Job —
Repeat every record below exactly, omitting any pictures.

^^^^^^^^^^^^^^^^

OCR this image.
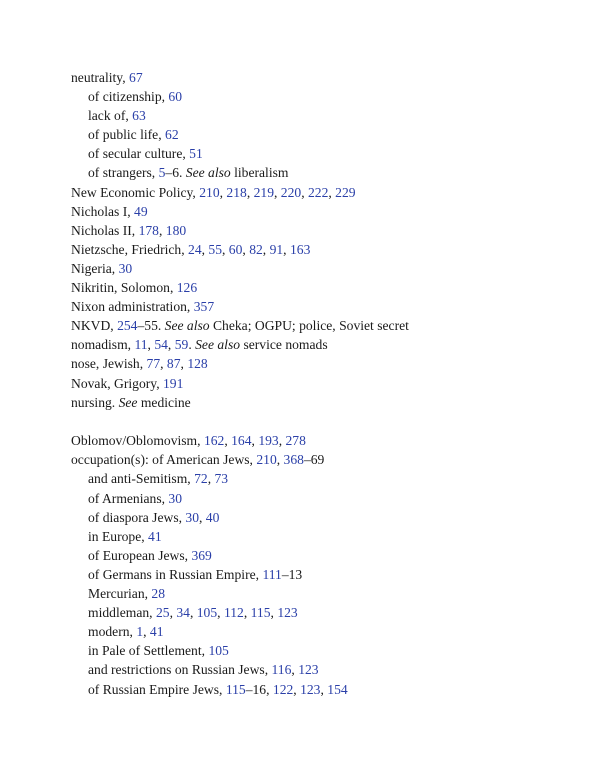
neutrality, 67
of citizenship, 60
lack of, 63
of public life, 62
of secular culture, 51
of strangers, 5–6. See also liberalism
New Economic Policy, 210, 218, 219, 220, 222, 229
Nicholas I, 49
Nicholas II, 178, 180
Nietzsche, Friedrich, 24, 55, 60, 82, 91, 163
Nigeria, 30
Nikritin, Solomon, 126
Nixon administration, 357
NKVD, 254–55. See also Cheka; OGPU; police, Soviet secret
nomadism, 11, 54, 59. See also service nomads
nose, Jewish, 77, 87, 128
Novak, Grigory, 191
nursing. See medicine
Oblomov/Oblomovism, 162, 164, 193, 278
occupation(s): of American Jews, 210, 368–69
and anti-Semitism, 72, 73
of Armenians, 30
of diaspora Jews, 30, 40
in Europe, 41
of European Jews, 369
of Germans in Russian Empire, 111–13
Mercurian, 28
middleman, 25, 34, 105, 112, 115, 123
modern, 1, 41
in Pale of Settlement, 105
and restrictions on Russian Jews, 116, 123
of Russian Empire Jews, 115–16, 122, 123, 154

^^^^^^^^^^^^^^^^

Complete response —
OCR this image.
neutrality, 67
of citizenship, 60
lack of, 63
of public life, 62
of secular culture, 51
of strangers, 5–6. See also liberalism
New Economic Policy, 210, 218, 219, 220, 222, 229
Nicholas I, 49
Nicholas II, 178, 180
Nietzsche, Friedrich, 24, 55, 60, 82, 91, 163
Nigeria, 30
Nikritin, Solomon, 126
Nixon administration, 357
NKVD, 254–55. See also Cheka; OGPU; police, Soviet secret
nomadism, 11, 54, 59. See also service nomads
nose, Jewish, 77, 87, 128
Novak, Grigory, 191
nursing. See medicine
Oblomov/Oblomovism, 162, 164, 193, 278
occupation(s): of American Jews, 210, 368–69
and anti-Semitism, 72, 73
of Armenians, 30
of diaspora Jews, 30, 40
in Europe, 41
of European Jews, 369
of Germans in Russian Empire, 111–13
Mercurian, 28
middleman, 25, 34, 105, 112, 115, 123
modern, 1, 41
in Pale of Settlement, 105
and restrictions on Russian Jews, 116, 123
of Russian Empire Jews, 115–16, 122, 123, 154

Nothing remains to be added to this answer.